**Given request**
Read the listing and extract each line that includes the word "triangle".
═════ Material for this exercise ═════
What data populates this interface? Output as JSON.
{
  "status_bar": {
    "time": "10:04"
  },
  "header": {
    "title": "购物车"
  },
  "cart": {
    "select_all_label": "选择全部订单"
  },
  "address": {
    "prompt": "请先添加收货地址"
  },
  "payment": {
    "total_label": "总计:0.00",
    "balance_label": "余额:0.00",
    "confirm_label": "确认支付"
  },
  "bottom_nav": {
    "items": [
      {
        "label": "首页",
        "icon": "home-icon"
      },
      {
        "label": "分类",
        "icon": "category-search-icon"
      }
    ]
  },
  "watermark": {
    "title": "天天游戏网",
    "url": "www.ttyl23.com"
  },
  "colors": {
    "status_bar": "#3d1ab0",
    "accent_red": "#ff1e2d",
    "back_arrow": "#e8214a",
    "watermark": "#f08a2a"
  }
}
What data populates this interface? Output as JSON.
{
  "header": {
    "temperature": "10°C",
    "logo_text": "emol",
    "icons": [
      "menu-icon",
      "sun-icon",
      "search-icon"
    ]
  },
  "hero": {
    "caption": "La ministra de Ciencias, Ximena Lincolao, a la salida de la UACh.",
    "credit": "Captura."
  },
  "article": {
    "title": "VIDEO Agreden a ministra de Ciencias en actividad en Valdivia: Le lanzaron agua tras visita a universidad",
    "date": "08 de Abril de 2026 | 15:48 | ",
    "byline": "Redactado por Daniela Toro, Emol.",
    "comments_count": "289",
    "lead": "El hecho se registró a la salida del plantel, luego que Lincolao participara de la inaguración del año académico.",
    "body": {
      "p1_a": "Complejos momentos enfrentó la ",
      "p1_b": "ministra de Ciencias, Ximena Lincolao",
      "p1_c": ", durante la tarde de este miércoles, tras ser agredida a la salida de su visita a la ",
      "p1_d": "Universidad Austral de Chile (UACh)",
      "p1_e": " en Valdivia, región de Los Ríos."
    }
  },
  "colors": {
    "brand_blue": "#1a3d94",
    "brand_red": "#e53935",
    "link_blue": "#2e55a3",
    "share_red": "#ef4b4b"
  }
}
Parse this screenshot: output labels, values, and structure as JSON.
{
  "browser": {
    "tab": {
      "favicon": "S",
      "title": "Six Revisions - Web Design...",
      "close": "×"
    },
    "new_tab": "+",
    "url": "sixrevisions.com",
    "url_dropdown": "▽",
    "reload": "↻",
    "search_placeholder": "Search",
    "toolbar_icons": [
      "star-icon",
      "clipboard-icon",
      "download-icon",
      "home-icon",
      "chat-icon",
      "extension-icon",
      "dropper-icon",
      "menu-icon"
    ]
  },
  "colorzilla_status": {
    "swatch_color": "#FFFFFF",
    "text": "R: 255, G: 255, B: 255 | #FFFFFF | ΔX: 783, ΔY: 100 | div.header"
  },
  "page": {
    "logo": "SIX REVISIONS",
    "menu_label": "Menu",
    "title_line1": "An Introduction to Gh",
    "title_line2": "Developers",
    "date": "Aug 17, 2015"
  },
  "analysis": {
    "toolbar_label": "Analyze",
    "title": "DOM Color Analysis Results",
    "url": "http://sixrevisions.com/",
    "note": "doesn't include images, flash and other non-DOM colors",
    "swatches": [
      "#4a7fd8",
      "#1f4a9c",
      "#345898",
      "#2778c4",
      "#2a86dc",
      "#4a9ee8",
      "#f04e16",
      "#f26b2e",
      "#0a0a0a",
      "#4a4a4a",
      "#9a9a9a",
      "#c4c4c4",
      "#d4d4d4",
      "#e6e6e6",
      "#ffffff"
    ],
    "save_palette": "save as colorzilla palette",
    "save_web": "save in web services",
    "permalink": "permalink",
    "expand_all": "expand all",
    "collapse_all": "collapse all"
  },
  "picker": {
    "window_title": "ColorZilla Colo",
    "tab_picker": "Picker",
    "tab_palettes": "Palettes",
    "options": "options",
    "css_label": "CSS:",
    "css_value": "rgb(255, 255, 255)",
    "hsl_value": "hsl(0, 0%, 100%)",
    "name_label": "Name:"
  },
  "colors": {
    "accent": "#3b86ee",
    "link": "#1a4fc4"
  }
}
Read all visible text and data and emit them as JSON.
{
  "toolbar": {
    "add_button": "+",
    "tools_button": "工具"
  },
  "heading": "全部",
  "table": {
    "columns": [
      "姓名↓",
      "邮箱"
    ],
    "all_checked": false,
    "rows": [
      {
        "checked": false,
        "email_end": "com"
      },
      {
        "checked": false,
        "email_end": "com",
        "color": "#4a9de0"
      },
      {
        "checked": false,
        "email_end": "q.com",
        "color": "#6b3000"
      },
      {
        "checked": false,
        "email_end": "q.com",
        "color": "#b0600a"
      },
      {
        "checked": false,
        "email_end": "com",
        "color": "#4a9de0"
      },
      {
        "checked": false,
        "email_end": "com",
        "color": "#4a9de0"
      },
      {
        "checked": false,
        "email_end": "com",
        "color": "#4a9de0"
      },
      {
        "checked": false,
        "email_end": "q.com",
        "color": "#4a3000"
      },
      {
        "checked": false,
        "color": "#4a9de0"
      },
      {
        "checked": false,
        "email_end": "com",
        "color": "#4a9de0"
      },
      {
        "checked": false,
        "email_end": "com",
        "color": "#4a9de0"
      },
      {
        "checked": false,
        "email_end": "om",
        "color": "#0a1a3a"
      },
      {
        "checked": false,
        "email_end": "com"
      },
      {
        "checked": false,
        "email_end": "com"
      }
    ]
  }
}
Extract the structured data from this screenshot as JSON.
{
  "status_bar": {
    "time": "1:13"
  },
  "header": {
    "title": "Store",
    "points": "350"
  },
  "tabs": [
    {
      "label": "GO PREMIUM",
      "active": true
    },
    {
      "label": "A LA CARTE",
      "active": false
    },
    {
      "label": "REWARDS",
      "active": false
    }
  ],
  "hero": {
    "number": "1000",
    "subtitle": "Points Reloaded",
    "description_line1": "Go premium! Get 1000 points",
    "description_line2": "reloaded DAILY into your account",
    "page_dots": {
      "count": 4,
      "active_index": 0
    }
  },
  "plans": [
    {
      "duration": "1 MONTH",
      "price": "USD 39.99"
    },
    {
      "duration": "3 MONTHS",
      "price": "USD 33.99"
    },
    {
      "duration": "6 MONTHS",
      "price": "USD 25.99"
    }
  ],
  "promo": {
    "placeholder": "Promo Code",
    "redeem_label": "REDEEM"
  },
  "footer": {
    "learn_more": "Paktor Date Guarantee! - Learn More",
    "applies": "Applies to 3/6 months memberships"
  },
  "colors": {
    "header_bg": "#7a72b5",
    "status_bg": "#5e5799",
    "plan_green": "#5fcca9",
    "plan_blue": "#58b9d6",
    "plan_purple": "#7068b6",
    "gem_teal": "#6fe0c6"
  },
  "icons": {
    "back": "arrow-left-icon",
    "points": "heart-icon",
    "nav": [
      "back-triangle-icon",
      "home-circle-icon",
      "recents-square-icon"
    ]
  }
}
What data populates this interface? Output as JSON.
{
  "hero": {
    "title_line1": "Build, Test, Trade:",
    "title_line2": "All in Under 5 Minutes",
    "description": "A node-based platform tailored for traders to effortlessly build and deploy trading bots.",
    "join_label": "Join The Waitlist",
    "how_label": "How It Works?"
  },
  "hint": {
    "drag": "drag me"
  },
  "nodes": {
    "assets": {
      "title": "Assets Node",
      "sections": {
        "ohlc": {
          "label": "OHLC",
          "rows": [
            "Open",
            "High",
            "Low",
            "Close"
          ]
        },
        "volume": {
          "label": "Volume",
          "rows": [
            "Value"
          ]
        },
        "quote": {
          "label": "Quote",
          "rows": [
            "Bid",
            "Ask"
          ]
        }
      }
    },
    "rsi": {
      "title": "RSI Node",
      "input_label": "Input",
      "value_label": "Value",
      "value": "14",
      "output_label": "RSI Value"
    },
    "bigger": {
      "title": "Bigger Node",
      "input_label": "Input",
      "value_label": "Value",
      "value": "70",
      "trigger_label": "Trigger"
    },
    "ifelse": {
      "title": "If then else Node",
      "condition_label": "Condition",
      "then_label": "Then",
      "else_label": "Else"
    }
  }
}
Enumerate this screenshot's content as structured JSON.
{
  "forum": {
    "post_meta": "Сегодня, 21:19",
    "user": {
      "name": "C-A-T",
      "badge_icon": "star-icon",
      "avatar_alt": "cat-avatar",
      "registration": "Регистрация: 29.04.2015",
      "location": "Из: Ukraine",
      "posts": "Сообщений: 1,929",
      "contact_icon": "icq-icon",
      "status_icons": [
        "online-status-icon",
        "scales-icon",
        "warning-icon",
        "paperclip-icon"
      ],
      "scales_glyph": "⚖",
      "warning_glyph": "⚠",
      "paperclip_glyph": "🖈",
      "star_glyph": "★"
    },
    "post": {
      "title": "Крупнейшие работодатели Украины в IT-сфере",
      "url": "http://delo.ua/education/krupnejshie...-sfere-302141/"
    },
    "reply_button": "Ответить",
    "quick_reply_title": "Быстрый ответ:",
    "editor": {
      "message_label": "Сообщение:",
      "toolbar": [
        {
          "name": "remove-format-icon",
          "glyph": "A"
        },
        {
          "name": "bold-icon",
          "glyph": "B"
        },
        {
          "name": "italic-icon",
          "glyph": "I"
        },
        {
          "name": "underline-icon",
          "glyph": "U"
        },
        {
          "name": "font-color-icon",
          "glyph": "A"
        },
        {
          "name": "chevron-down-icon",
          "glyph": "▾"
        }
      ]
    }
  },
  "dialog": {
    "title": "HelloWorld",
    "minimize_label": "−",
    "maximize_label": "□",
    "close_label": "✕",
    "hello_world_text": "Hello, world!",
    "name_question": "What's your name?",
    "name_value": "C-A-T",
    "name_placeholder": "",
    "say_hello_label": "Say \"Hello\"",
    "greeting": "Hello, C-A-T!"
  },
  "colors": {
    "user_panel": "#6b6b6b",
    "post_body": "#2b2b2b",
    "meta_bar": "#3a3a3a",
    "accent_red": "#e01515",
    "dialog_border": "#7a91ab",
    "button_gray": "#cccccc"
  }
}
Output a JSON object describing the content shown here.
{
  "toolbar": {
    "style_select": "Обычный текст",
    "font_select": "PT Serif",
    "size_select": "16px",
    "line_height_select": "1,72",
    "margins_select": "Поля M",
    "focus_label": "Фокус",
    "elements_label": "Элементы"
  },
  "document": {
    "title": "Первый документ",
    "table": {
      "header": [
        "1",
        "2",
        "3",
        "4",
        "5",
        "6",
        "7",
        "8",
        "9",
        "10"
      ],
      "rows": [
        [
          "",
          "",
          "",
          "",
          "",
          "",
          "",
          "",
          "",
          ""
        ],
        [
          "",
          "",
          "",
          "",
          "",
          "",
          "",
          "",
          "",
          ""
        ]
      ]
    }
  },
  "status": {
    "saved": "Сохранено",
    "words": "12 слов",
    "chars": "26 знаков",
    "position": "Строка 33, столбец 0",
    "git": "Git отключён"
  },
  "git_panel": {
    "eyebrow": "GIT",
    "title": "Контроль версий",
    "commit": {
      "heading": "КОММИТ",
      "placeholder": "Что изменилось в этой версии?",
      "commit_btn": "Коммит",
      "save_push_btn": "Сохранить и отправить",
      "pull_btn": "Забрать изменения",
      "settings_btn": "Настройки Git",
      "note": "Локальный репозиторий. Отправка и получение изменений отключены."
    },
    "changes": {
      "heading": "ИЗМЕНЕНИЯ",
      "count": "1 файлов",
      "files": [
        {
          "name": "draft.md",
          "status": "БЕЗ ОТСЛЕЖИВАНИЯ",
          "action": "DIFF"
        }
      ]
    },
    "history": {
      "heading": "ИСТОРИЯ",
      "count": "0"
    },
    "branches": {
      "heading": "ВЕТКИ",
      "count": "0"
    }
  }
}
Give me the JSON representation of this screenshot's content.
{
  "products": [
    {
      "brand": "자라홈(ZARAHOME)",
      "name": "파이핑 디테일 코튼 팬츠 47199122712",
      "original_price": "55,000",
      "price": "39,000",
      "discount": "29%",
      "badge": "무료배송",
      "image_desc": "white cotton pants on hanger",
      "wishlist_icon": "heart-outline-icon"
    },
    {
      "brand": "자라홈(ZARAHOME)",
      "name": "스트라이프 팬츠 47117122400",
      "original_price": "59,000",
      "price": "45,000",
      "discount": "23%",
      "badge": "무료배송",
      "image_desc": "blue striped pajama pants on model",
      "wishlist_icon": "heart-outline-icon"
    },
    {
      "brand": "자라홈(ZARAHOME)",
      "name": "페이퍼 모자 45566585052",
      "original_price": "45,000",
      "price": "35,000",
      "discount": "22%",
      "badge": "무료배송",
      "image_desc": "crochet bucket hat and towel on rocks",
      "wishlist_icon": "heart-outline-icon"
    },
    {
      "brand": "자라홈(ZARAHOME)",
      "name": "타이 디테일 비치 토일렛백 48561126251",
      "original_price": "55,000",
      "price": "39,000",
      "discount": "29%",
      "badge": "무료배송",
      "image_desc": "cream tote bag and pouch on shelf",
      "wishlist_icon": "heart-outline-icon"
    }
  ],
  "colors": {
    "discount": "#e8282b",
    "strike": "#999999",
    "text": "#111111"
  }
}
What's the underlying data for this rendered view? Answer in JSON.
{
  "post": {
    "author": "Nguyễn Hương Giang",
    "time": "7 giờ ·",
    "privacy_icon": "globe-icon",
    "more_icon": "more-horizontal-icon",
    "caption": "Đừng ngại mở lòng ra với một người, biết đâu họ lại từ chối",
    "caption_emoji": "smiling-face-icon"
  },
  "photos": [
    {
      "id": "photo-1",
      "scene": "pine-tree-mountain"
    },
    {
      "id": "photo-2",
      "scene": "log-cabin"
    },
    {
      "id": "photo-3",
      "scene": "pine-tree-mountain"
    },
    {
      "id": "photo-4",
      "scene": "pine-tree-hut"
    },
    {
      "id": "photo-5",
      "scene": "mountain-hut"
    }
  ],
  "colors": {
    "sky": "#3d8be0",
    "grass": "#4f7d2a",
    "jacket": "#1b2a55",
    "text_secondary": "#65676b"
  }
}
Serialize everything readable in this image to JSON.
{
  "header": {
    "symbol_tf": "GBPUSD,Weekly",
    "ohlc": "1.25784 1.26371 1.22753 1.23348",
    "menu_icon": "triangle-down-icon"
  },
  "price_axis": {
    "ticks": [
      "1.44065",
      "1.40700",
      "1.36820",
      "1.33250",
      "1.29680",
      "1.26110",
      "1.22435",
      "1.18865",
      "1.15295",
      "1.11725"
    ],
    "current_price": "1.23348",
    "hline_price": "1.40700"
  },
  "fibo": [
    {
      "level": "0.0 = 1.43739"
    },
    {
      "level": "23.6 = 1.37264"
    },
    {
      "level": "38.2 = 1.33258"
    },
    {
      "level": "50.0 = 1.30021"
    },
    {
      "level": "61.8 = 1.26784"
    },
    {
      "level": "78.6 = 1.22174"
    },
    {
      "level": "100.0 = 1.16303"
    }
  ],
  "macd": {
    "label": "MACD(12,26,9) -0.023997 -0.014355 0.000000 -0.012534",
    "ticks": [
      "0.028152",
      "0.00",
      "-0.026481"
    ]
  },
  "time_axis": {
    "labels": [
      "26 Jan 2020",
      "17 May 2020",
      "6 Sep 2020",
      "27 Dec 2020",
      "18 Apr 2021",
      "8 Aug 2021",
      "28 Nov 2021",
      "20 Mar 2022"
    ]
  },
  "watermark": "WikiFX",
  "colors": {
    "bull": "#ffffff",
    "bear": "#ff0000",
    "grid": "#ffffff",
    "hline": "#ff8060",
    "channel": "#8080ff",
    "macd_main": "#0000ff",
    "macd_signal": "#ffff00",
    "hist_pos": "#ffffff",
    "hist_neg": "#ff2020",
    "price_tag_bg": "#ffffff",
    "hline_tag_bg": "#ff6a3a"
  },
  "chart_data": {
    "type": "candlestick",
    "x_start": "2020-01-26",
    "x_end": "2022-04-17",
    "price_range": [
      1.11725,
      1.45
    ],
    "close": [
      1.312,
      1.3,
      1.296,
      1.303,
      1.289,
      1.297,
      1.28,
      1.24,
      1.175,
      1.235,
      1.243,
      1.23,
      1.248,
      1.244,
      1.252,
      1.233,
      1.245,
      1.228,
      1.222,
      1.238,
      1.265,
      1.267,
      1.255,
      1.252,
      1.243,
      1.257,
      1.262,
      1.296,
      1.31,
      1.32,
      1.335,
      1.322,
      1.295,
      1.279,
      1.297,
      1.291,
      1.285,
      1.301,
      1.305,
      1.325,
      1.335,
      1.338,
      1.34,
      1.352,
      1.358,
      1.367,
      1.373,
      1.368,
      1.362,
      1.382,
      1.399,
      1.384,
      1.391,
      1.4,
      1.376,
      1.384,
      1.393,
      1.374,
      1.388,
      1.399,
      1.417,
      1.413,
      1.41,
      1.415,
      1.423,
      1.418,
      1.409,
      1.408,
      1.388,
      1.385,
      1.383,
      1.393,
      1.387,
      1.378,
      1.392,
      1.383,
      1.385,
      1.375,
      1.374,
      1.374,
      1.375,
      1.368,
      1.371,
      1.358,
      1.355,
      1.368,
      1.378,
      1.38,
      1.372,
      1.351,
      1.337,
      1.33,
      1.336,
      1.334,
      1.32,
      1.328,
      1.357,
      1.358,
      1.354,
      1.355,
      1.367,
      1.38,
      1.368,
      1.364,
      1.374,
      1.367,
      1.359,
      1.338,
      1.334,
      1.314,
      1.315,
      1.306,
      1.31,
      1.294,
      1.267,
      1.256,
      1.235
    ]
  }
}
═════
**Written answer**
      "back-triangle-icon",
    "menu_icon": "triangle-down-icon"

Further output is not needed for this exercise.